### Given instruction:
Repeat every line of the data exactly, but not the pictures.

### Supplied entries:
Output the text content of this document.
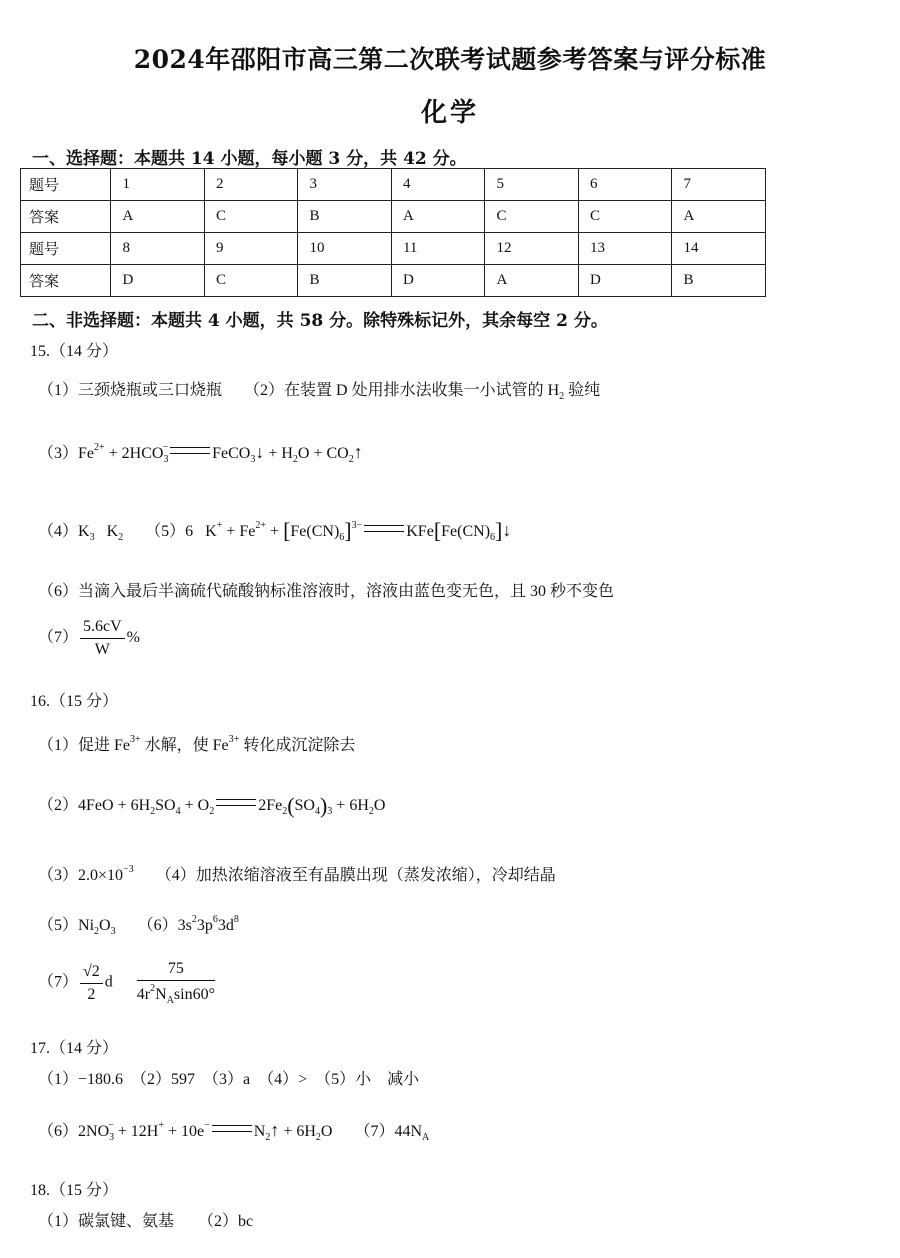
2024年邵阳市高三第二次联考试题参考答案与评分标准
化学
一、选择题：本题共 14 小题，每小题 3 分，共 42 分。
题号	1	2	3	4	5	6	7
答案	A	C	B	A	C	C	A
题号	8	9	10	11	12	13	14
答案	D	C	B	D	A	D	B
二、非选择题：本题共 4 小题，共 58 分。除特殊标记外，其余每空 2 分。
15.（14 分）
（1）三颈烧瓶或三口烧瓶 （2）在装置 D 处用排水法收集一小试管的 $H_2$ 验纯
$(3)Fe^{2+} + 2HCO_3^-$	FeCO$_3$↓ + $H_2O$ + $CO_2↑$
$(4)K_3$ $K_2$ （5）6 $K^+ + Fe^{2+} + [Fe(CN)_6]^{3-}$	$KFe[Fe(CN)_6]↓$
（6）当滴入最后半滴硫代硫酸钠标准溶液时，溶液由蓝色变无色，且 30 秒不变色
$(7) \frac{5.6cV}{W}$ %
16.（15 分）
（1）促进 $Fe^{3+}$ 水解，使 $Fe^{3+}$ 转化成沉淀除去
$(2)4FeO + 6H_2SO_4 + O_2$	$2Fe_2(SO_4)_3 + 6H_2O$
$(3)2.0\times 10^{-3}$ （4）加热浓缩溶液至有晶膜出现（蒸发浓缩），冷却结晶
$(5)Ni_2O_3$ $(6)3s^23p^63d^8$
$(7) \frac{√2}{2}$ d $\frac{75}{4r^2N_A\sin 60^\circ}$
17.（14 分）
（1）−180.6　（2）597　（3）a　（4）>　（5）小　减小
$(6)2NO_3^- + 12H^+ + 10e^-$	$N_2↑ + 6H_2O$ $(7)44N_A$
18.（15 分）
（1）碳氯键、氨基　　（2）bc
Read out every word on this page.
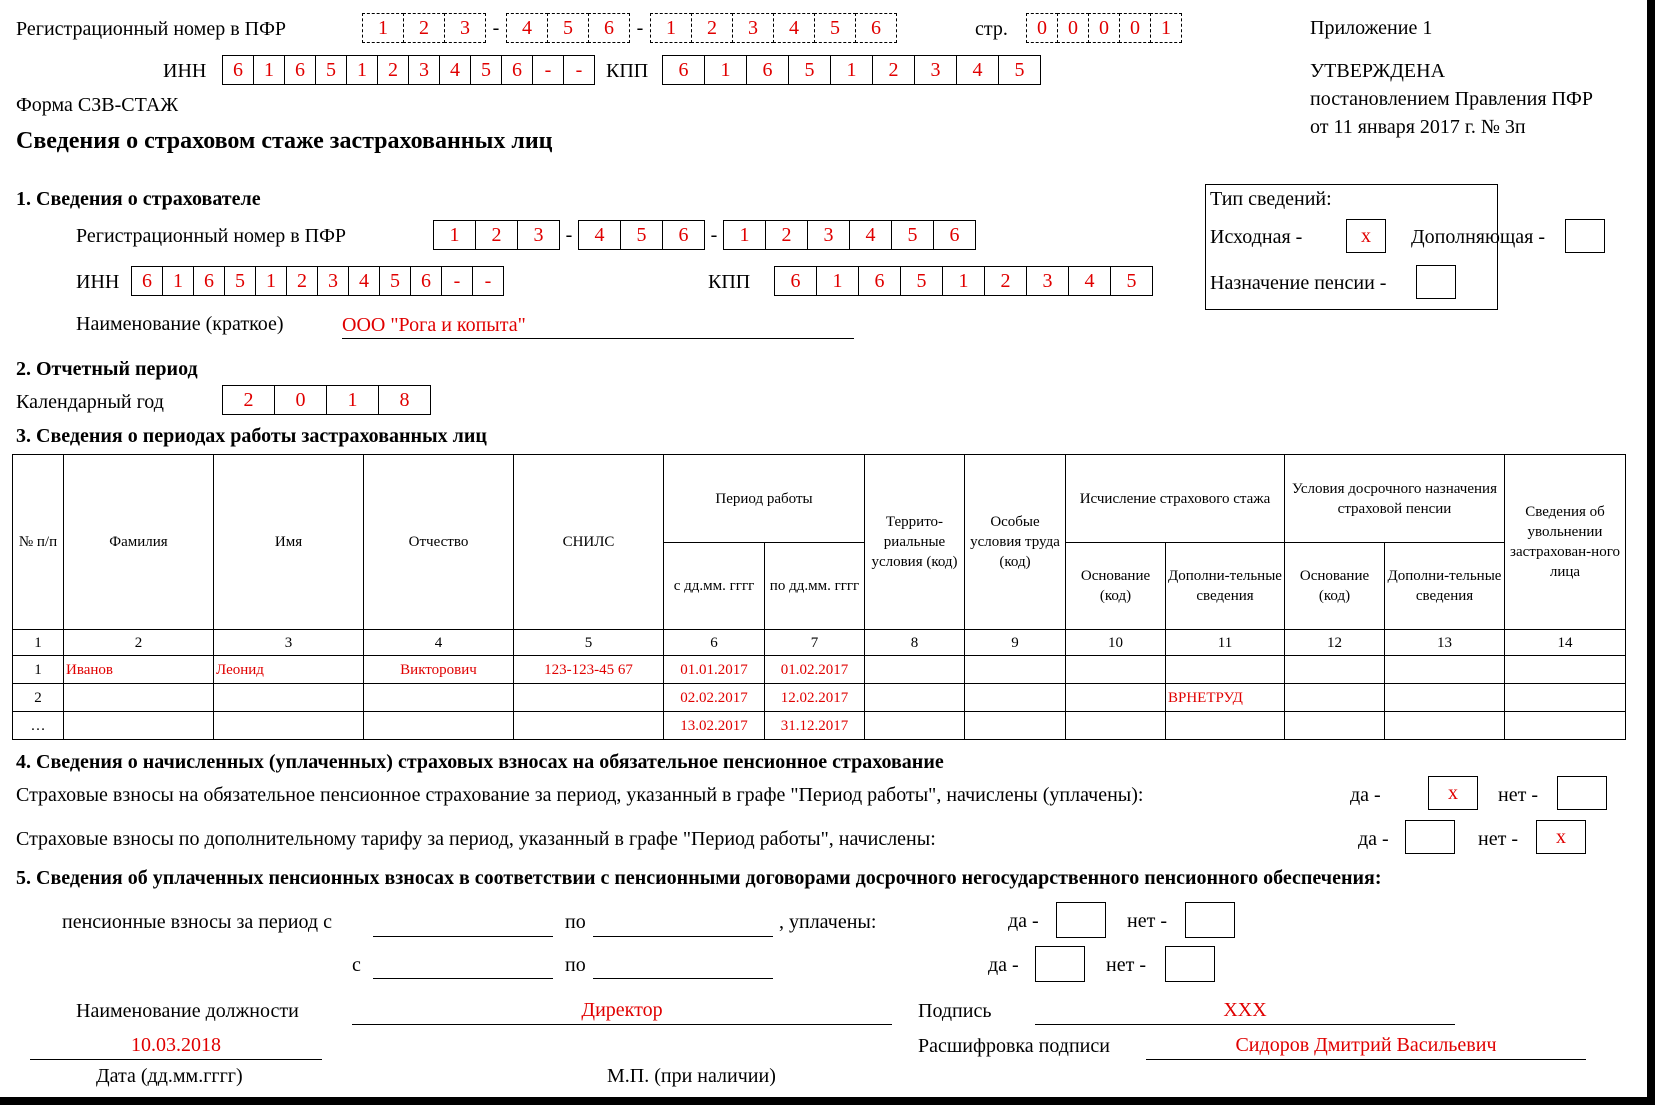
Регистрационный номер в ПФР	1	2	3	-	4	5	6	-	1	2	3	4	5	6	стр.	0	0	0	0	1
ИНН	6	1	6	5	1	2	3	4	5	6	-	-	КПП	6	1	6	5	1	2	3	4	5
Форма СЗВ-СТАЖ
Сведения о страховом стаже застрахованных лиц
Приложение 1
УТВЕРЖДЕНА
постановлением Правления ПФР
от 11 января 2017 г. № 3п
1. Сведения о страхователе
Регистрационный номер в ПФР	1	2	3	-	4	5	6	-	1	2	3	4	5	6
ИНН	6	1	6	5	1	2	3	4	5	6	-	-	КПП	6	1	6	5	1	2	3	4	5
Наименование (краткое)	ООО "Рога и копыта"
Тип сведений:
Исходная -	x	Дополняющая -
Назначение пенсии -
2. Отчетный период
Календарный год	2	0	1	8
3. Сведения о периодах работы застрахованных лиц
№ п/п	Фамилия	Имя	Отчество	СНИЛС	Период работы		Террито-риальные условия (код)	Особые условия труда (код)	Исчисление страхового стажа		Условия досрочного назначения страховой пенсии		Сведения об увольнении застрахован-ного лица
					с дд.мм. гггг	по дд.мм. гггг			Основание (код)	Дополни-тельные сведения	Основание (код)	Дополни-тельные сведения	
1	2	3	4	5	6	7	8	9	10	11	12	13	14
1	Иванов	Леонид	Викторович	123-123-45 67	01.01.2017	01.02.2017							
2					02.02.2017	12.02.2017				ВРНЕТРУД			
…					13.02.2017	31.12.2017							
4. Сведения о начисленных (уплаченных) страховых взносах на обязательное пенсионное страхование
Страховые взносы на обязательное пенсионное страхование за период, указанный в графе "Период работы", начислены (уплачены):	да -	x	нет -
Страховые взносы по дополнительному тарифу за период, указанный в графе "Период работы", начислены:	да -	нет -	x
5. Сведения об уплаченных пенсионных взносах в соответствии с пенсионными договорами досрочного негосударственного пенсионного обеспечения:
пенсионные взносы за период с	по	, уплачены:	да -	нет -
с	по	да -	нет -
Наименование должности	Директор	Подпись	ХХХ
10.03.2018	Расшифровка подписи	Сидоров Дмитрий Васильевич
Дата (дд.мм.гггг)	М.П. (при наличии)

### Completed task:
Output the text content of this document.
2024年邵阳市高三第二次联考试题参考答案与评分标准
化学
一、选择题：本题共 14 小题，每小题 3 分，共 42 分。
题号	1	2	3	4	5	6	7
答案	A	C	B	A	C	C	A
题号	8	9	10	11	12	13	14
答案	D	C	B	D	A	D	B
二、非选择题：本题共 4 小题，共 58 分。除特殊标记外，其余每空 2 分。
15.（14 分）
（1）三颈烧瓶或三口烧瓶 （2）在装置 D 处用排水法收集一小试管的 $H_2$ 验纯
$(3)Fe^{2+} + 2HCO_3^-$	FeCO$_3$↓ + $H_2O$ + $CO_2↑$
$(4)K_3$ $K_2$ （5）6 $K^+ + Fe^{2+} + [Fe(CN)_6]^{3-}$	$KFe[Fe(CN)_6]↓$
（6）当滴入最后半滴硫代硫酸钠标准溶液时，溶液由蓝色变无色，且 30 秒不变色
$(7) \frac{5.6cV}{W}$ %
16.（15 分）
（1）促进 $Fe^{3+}$ 水解，使 $Fe^{3+}$ 转化成沉淀除去
$(2)4FeO + 6H_2SO_4 + O_2$	$2Fe_2(SO_4)_3 + 6H_2O$
$(3)2.0\times 10^{-3}$ （4）加热浓缩溶液至有晶膜出现（蒸发浓缩），冷却结晶
$(5)Ni_2O_3$ $(6)3s^23p^63d^8$
$(7) \frac{√2}{2}$ d $\frac{75}{4r^2N_A\sin 60^\circ}$
17.（14 分）
（1）−180.6　（2）597　（3）a　（4）>　（5）小　减小
$(6)2NO_3^- + 12H^+ + 10e^-$	$N_2↑ + 6H_2O$ $(7)44N_A$
18.（15 分）
（1）碳氯键、氨基　　（2）bc
Read out every word on this page.
Регистрационный номер в ПФР	1	2	3	-	4	5	6	-	1	2	3	4	5	6	стр.	0	0	0	0	1
ИНН	6	1	6	5	1	2	3	4	5	6	-	-	КПП	6	1	6	5	1	2	3	4	5
Форма СЗВ-СТАЖ
Сведения о страховом стаже застрахованных лиц
Приложение 1
УТВЕРЖДЕНА
постановлением Правления ПФР
от 11 января 2017 г. № 3п
1. Сведения о страхователе
Регистрационный номер в ПФР	1	2	3	-	4	5	6	-	1	2	3	4	5	6
ИНН	6	1	6	5	1	2	3	4	5	6	-	-	КПП	6	1	6	5	1	2	3	4	5
Наименование (краткое)	ООО "Рога и копыта"
Тип сведений:
Исходная -	x	Дополняющая -
Назначение пенсии -
2. Отчетный период
Календарный год	2	0	1	8
3. Сведения о периодах работы застрахованных лиц
№ п/п	Фамилия	Имя	Отчество	СНИЛС	Период работы		Террито-риальные условия (код)	Особые условия труда (код)	Исчисление страхового стажа		Условия досрочного назначения страховой пенсии		Сведения об увольнении застрахован-ного лица
					с дд.мм. гггг	по дд.мм. гггг			Основание (код)	Дополни-тельные сведения	Основание (код)	Дополни-тельные сведения	
1	2	3	4	5	6	7	8	9	10	11	12	13	14
1	Иванов	Леонид	Викторович	123-123-45 67	01.01.2017	01.02.2017							
2					02.02.2017	12.02.2017				ВРНЕТРУД			
…					13.02.2017	31.12.2017							
4. Сведения о начисленных (уплаченных) страховых взносах на обязательное пенсионное страхование
Страховые взносы на обязательное пенсионное страхование за период, указанный в графе "Период работы", начислены (уплачены):	да -	x	нет -
Страховые взносы по дополнительному тарифу за период, указанный в графе "Период работы", начислены:	да -	нет -	x
5. Сведения об уплаченных пенсионных взносах в соответствии с пенсионными договорами досрочного негосударственного пенсионного обеспечения:
пенсионные взносы за период с	по	, уплачены:	да -	нет -
с	по	да -	нет -
Наименование должности	Директор	Подпись	ХХХ
10.03.2018	Расшифровка подписи	Сидоров Дмитрий Васильевич
Дата (дд.мм.гггг)	М.П. (при наличии)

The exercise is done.